## BEGIN Recorded information

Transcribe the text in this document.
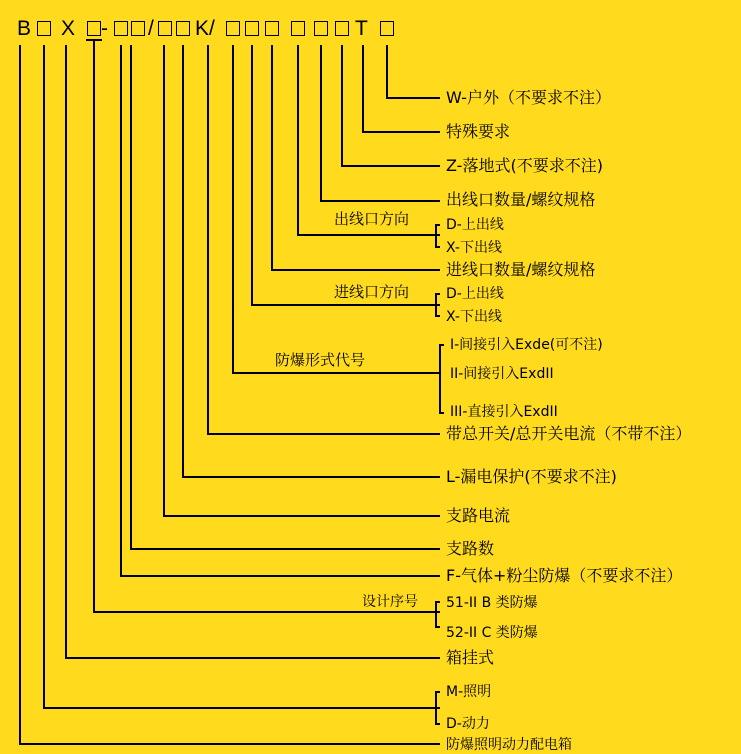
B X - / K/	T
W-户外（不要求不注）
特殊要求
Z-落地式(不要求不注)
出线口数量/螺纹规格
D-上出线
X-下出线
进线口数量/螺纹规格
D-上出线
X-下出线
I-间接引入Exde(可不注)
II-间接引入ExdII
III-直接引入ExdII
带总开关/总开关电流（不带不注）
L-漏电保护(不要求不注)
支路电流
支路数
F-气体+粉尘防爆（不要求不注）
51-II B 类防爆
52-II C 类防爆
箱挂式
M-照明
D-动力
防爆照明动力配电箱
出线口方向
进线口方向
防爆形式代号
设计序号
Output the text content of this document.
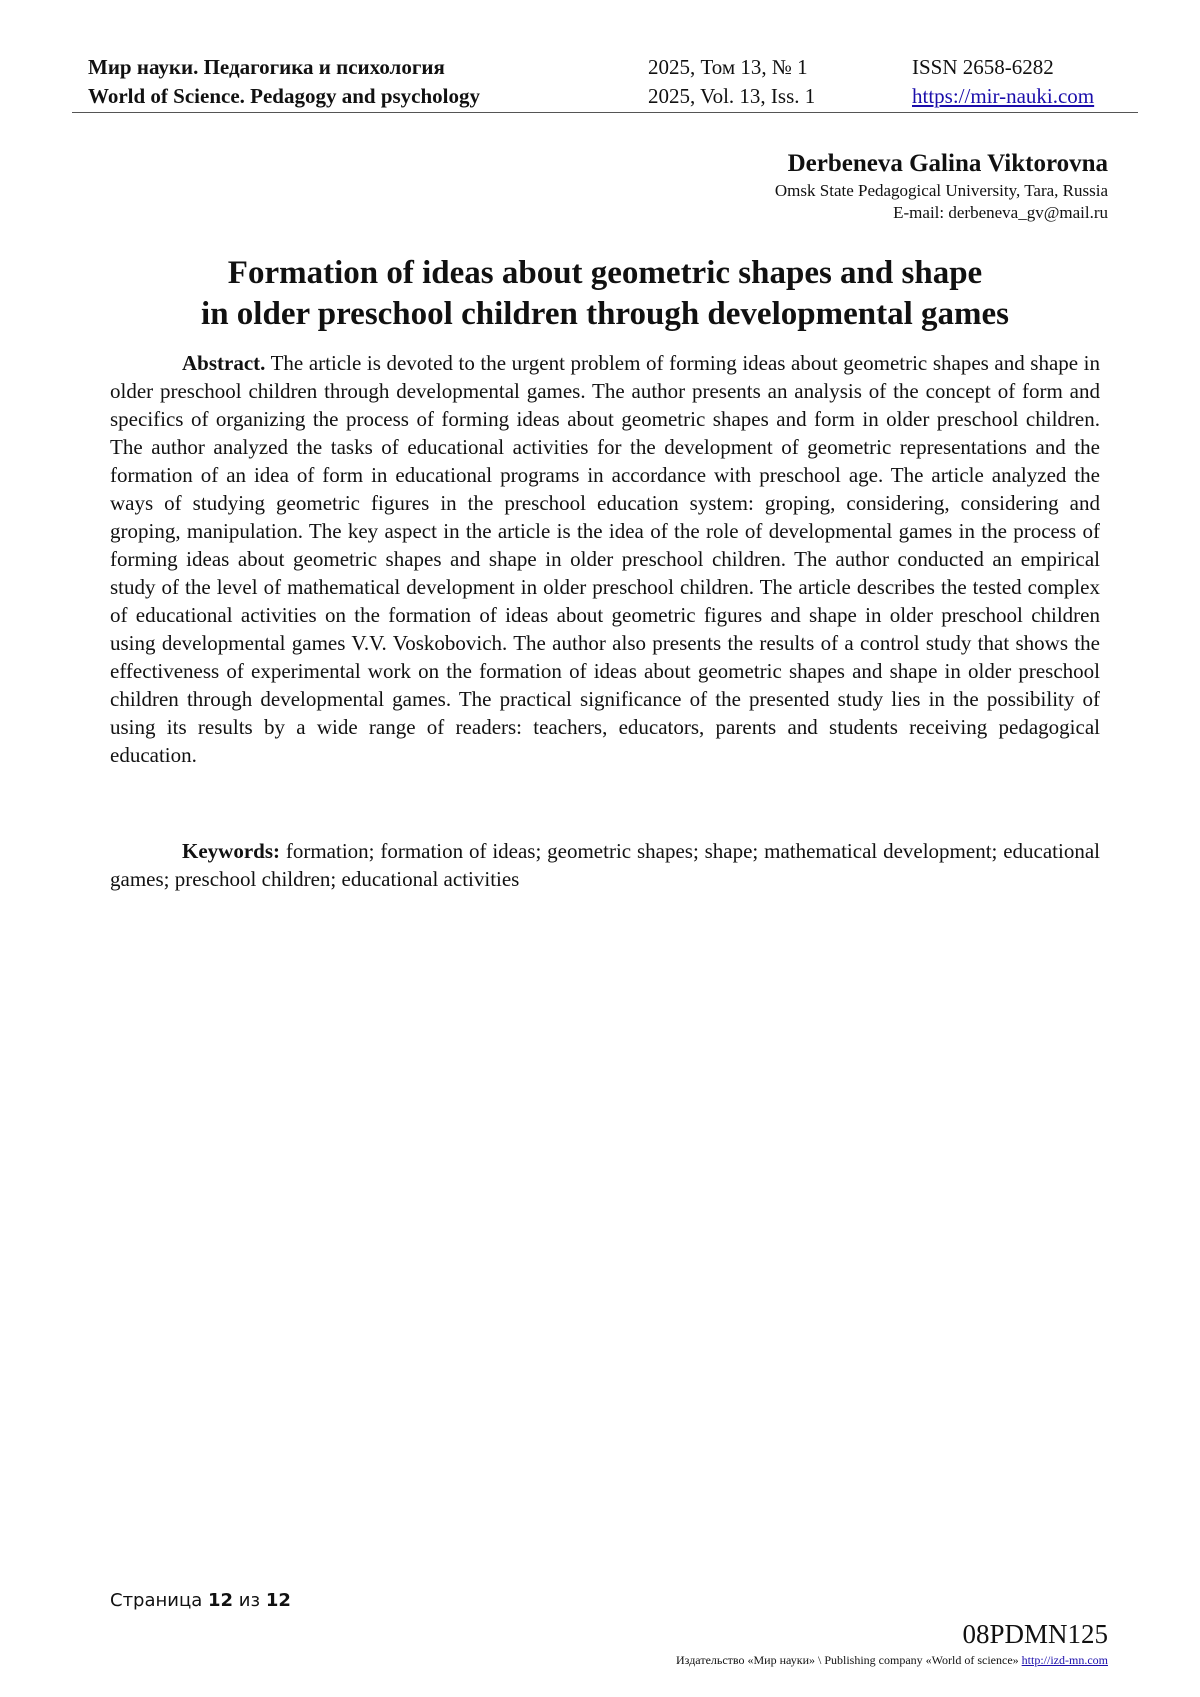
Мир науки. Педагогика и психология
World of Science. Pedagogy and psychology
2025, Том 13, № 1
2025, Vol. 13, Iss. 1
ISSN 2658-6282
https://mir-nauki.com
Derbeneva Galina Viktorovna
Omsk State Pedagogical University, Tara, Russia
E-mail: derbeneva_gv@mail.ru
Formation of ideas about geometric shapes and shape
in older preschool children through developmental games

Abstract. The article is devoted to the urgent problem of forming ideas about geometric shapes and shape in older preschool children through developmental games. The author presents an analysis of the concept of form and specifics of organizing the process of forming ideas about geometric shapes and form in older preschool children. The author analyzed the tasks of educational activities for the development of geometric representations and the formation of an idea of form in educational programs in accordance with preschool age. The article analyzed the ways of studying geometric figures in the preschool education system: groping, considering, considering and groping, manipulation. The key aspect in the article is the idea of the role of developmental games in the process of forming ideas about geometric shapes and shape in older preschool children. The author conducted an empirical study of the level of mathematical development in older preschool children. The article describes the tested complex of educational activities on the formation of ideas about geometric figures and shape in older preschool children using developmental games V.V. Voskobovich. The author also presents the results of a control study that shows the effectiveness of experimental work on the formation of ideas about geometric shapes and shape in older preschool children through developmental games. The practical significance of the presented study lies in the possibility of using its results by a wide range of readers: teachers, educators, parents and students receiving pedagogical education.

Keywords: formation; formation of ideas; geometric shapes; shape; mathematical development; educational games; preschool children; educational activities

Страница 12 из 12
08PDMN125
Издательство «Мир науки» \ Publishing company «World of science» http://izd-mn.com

## END Recorded information

## What the exercise asks
Report only the number of lines in the records that include the word "this".

## Finished answer
2